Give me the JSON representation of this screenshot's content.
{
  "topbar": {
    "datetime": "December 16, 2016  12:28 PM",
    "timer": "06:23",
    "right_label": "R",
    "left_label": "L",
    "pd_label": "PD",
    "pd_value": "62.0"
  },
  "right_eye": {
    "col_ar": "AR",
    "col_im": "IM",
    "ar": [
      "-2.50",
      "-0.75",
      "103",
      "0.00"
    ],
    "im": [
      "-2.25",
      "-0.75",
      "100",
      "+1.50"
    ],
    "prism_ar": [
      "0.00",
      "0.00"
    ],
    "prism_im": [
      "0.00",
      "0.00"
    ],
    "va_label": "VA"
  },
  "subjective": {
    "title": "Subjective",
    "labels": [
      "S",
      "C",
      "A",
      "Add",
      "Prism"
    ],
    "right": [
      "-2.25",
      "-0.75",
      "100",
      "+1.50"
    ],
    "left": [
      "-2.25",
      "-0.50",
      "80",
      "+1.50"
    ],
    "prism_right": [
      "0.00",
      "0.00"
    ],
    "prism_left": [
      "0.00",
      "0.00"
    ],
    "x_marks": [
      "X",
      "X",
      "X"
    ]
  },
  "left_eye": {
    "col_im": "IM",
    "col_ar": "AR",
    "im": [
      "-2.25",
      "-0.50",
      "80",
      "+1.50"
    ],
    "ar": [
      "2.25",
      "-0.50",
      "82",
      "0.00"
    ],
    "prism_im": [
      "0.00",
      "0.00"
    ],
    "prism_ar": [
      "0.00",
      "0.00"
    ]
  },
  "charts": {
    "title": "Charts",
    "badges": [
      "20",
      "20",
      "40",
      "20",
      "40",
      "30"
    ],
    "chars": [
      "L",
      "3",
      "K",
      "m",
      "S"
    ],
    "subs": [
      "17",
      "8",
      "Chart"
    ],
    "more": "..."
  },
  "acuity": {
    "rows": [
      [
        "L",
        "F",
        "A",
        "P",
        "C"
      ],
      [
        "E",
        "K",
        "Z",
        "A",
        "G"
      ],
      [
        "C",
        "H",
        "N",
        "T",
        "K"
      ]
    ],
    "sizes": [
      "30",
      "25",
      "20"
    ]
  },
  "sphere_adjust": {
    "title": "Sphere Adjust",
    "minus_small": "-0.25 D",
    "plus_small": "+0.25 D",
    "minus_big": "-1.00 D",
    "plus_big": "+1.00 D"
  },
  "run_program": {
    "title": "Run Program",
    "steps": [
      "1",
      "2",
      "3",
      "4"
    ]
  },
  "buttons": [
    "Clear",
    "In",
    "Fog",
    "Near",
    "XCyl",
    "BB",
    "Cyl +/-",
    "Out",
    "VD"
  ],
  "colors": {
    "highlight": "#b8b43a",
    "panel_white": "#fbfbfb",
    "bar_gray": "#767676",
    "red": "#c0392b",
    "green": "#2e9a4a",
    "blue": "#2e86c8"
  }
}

==================================================

The entries above must be returned exactly.

● Answer below
Give me the JSON representation of this screenshot's content.
{
  "topbar": {
    "datetime": "December 16, 2016  12:28 PM",
    "timer": "06:23",
    "right_label": "R",
    "left_label": "L",
    "pd_label": "PD",
    "pd_value": "62.0"
  },
  "right_eye": {
    "col_ar": "AR",
    "col_im": "IM",
    "ar": [
      "-2.50",
      "-0.75",
      "103",
      "0.00"
    ],
    "im": [
      "-2.25",
      "-0.75",
      "100",
      "+1.50"
    ],
    "prism_ar": [
      "0.00",
      "0.00"
    ],
    "prism_im": [
      "0.00",
      "0.00"
    ],
    "va_label": "VA"
  },
  "subjective": {
    "title": "Subjective",
    "labels": [
      "S",
      "C",
      "A",
      "Add",
      "Prism"
    ],
    "right": [
      "-2.25",
      "-0.75",
      "100",
      "+1.50"
    ],
    "left": [
      "-2.25",
      "-0.50",
      "80",
      "+1.50"
    ],
    "prism_right": [
      "0.00",
      "0.00"
    ],
    "prism_left": [
      "0.00",
      "0.00"
    ],
    "x_marks": [
      "X",
      "X",
      "X"
    ]
  },
  "left_eye": {
    "col_im": "IM",
    "col_ar": "AR",
    "im": [
      "-2.25",
      "-0.50",
      "80",
      "+1.50"
    ],
    "ar": [
      "2.25",
      "-0.50",
      "82",
      "0.00"
    ],
    "prism_im": [
      "0.00",
      "0.00"
    ],
    "prism_ar": [
      "0.00",
      "0.00"
    ]
  },
  "charts": {
    "title": "Charts",
    "badges": [
      "20",
      "20",
      "40",
      "20",
      "40",
      "30"
    ],
    "chars": [
      "L",
      "3",
      "K",
      "m",
      "S"
    ],
    "subs": [
      "17",
      "8",
      "Chart"
    ],
    "more": "..."
  },
  "acuity": {
    "rows": [
      [
        "L",
        "F",
        "A",
        "P",
        "C"
      ],
      [
        "E",
        "K",
        "Z",
        "A",
        "G"
      ],
      [
        "C",
        "H",
        "N",
        "T",
        "K"
      ]
    ],
    "sizes": [
      "30",
      "25",
      "20"
    ]
  },
  "sphere_adjust": {
    "title": "Sphere Adjust",
    "minus_small": "-0.25 D",
    "plus_small": "+0.25 D",
    "minus_big": "-1.00 D",
    "plus_big": "+1.00 D"
  },
  "run_program": {
    "title": "Run Program",
    "steps": [
      "1",
      "2",
      "3",
      "4"
    ]
  },
  "buttons": [
    "Clear",
    "In",
    "Fog",
    "Near",
    "XCyl",
    "BB",
    "Cyl +/-",
    "Out",
    "VD"
  ],
  "colors": {
    "highlight": "#b8b43a",
    "panel_white": "#fbfbfb",
    "bar_gray": "#767676",
    "red": "#c0392b",
    "green": "#2e9a4a",
    "blue": "#2e86c8"
  }
}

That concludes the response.